- [Problem details]: Copy out each line containing "blank" from the entries below.
....
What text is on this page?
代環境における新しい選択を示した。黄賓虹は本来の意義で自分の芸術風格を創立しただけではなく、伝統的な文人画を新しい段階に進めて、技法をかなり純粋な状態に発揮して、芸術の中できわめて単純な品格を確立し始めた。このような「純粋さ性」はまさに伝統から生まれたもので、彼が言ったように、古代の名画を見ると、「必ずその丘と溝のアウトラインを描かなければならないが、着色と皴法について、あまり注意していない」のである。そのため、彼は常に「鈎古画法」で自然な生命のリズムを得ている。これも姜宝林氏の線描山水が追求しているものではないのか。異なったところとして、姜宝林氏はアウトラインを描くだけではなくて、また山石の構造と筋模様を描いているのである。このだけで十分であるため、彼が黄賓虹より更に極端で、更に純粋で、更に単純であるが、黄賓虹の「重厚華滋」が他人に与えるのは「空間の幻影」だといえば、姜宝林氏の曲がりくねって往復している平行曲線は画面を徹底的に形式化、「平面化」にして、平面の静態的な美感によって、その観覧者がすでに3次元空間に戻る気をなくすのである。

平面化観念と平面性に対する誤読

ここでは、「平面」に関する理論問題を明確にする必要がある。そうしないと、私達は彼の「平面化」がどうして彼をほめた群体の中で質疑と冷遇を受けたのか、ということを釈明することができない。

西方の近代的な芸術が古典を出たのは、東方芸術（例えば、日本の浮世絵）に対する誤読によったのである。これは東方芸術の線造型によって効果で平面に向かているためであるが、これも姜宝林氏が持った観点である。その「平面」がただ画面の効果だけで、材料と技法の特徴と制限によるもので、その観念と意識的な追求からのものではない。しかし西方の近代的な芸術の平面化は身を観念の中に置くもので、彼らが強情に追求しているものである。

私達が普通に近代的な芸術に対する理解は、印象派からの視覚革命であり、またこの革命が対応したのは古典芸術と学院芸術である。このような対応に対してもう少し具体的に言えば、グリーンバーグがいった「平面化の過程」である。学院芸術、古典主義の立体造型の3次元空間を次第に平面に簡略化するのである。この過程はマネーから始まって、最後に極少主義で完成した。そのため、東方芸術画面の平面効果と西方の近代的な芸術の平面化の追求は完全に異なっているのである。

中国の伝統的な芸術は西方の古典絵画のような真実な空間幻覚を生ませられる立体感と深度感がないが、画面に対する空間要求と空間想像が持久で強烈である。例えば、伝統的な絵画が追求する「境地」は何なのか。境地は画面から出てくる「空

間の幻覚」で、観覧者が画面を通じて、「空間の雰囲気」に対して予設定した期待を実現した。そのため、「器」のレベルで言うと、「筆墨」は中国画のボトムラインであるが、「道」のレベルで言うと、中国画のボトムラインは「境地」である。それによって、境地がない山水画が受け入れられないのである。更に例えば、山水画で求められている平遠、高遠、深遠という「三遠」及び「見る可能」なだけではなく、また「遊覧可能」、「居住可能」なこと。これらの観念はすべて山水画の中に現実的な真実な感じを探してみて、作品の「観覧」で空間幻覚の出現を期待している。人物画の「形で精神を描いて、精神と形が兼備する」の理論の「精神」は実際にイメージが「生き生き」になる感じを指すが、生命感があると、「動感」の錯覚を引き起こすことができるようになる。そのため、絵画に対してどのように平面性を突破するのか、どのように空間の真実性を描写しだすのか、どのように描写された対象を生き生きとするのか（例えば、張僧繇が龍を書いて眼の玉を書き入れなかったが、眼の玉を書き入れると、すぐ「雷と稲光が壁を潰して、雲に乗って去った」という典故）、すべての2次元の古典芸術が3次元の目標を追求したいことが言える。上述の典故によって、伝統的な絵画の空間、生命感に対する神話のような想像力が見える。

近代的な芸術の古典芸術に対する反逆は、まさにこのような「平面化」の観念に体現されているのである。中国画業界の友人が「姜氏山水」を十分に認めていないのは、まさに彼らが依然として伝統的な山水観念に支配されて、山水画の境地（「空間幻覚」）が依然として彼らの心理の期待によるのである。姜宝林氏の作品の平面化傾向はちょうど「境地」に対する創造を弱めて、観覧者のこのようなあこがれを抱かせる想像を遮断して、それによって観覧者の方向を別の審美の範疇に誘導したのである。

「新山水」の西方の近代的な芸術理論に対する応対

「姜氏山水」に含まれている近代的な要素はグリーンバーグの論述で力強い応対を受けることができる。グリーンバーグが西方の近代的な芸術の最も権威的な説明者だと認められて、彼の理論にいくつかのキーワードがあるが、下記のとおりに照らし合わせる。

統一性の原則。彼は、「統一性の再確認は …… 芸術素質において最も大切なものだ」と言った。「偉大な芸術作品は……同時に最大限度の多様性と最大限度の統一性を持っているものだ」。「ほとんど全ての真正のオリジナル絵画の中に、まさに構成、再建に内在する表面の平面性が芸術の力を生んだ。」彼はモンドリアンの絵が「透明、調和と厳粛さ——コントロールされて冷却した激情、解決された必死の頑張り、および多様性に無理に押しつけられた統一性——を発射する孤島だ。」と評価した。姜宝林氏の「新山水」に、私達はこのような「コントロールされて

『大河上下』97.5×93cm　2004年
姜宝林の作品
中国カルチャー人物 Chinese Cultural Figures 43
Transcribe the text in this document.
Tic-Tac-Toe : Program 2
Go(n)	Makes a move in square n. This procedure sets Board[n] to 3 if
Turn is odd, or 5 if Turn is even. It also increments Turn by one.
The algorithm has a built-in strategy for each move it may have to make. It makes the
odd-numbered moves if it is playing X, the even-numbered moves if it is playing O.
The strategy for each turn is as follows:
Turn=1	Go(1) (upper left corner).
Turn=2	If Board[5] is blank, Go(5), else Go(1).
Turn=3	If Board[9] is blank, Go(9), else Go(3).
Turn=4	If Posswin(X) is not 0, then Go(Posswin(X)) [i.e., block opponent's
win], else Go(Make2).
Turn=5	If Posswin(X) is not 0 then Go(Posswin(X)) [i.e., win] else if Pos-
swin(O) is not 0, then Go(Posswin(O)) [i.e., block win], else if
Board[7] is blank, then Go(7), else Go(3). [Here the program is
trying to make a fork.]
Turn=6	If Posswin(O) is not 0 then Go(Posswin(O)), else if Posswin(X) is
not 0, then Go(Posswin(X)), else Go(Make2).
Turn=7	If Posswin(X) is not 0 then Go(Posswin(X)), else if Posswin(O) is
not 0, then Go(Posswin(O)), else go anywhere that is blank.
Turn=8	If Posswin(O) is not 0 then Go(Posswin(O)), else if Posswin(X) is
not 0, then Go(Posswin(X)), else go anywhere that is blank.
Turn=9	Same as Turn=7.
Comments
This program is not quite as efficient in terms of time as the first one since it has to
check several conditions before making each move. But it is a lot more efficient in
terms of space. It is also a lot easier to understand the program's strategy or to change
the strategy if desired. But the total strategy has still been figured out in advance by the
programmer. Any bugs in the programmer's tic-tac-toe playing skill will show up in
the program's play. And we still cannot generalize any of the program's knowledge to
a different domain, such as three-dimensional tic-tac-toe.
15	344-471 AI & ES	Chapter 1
....
- [Written answer]:
Turn=2	If Board[5] is blank, Go(5), else Go(1).
Turn=3	If Board[9] is blank, Go(9), else Go(3).
Board[7] is blank, then Go(7), else Go(3). [Here the program is
not 0, then Go(Posswin(O)), else go anywhere that is blank.
not 0, then Go(Posswin(X)), else go anywhere that is blank.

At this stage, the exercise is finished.